BEGIN EXCERPTED DATA
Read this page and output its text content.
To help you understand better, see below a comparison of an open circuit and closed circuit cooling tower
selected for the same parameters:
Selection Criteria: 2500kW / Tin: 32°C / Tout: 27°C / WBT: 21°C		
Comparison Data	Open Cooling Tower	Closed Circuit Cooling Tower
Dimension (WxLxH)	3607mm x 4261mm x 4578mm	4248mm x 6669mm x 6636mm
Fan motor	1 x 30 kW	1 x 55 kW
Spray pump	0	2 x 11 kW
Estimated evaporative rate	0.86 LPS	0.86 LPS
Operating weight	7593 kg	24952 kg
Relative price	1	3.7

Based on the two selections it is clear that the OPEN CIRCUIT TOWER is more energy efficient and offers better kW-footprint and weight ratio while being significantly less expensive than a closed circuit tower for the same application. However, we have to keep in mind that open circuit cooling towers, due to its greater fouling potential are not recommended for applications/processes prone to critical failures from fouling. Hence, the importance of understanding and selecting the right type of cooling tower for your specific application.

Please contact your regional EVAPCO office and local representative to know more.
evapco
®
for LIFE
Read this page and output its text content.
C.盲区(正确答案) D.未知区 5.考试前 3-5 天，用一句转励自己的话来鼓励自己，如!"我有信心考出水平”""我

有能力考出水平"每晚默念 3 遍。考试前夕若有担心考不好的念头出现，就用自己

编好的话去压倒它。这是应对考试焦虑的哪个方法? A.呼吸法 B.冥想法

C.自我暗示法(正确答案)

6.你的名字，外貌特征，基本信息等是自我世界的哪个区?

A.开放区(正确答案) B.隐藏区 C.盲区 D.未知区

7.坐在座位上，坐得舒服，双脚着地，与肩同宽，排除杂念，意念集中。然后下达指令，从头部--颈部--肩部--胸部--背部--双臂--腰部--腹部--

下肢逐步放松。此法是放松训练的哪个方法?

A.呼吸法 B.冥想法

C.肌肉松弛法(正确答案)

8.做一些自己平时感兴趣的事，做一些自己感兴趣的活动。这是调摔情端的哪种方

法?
END EXCERPTED DATA
> _WHAT TO WORK ON_: Please quote the data above in full, with no line missing.

> _ANSWER TO THE PROBLEM_:
Read this page and output its text content.
To help you understand better, see below a comparison of an open circuit and closed circuit cooling tower
selected for the same parameters:
Selection Criteria: 2500kW / Tin: 32°C / Tout: 27°C / WBT: 21°C		
Comparison Data	Open Cooling Tower	Closed Circuit Cooling Tower
Dimension (WxLxH)	3607mm x 4261mm x 4578mm	4248mm x 6669mm x 6636mm
Fan motor	1 x 30 kW	1 x 55 kW
Spray pump	0	2 x 11 kW
Estimated evaporative rate	0.86 LPS	0.86 LPS
Operating weight	7593 kg	24952 kg
Relative price	1	3.7

Based on the two selections it is clear that the OPEN CIRCUIT TOWER is more energy efficient and offers better kW-footprint and weight ratio while being significantly less expensive than a closed circuit tower for the same application. However, we have to keep in mind that open circuit cooling towers, due to its greater fouling potential are not recommended for applications/processes prone to critical failures from fouling. Hence, the importance of understanding and selecting the right type of cooling tower for your specific application.

Please contact your regional EVAPCO office and local representative to know more.
evapco
®
for LIFE
Read this page and output its text content.
C.盲区(正确答案) D.未知区 5.考试前 3-5 天，用一句转励自己的话来鼓励自己，如!"我有信心考出水平”""我

有能力考出水平"每晚默念 3 遍。考试前夕若有担心考不好的念头出现，就用自己

编好的话去压倒它。这是应对考试焦虑的哪个方法? A.呼吸法 B.冥想法

C.自我暗示法(正确答案)

6.你的名字，外貌特征，基本信息等是自我世界的哪个区?

A.开放区(正确答案) B.隐藏区 C.盲区 D.未知区

7.坐在座位上，坐得舒服，双脚着地，与肩同宽，排除杂念，意念集中。然后下达指令，从头部--颈部--肩部--胸部--背部--双臂--腰部--腹部--

下肢逐步放松。此法是放松训练的哪个方法?

A.呼吸法 B.冥想法

C.肌肉松弛法(正确答案)

8.做一些自己平时感兴趣的事，做一些自己感兴趣的活动。这是调摔情端的哪种方

法?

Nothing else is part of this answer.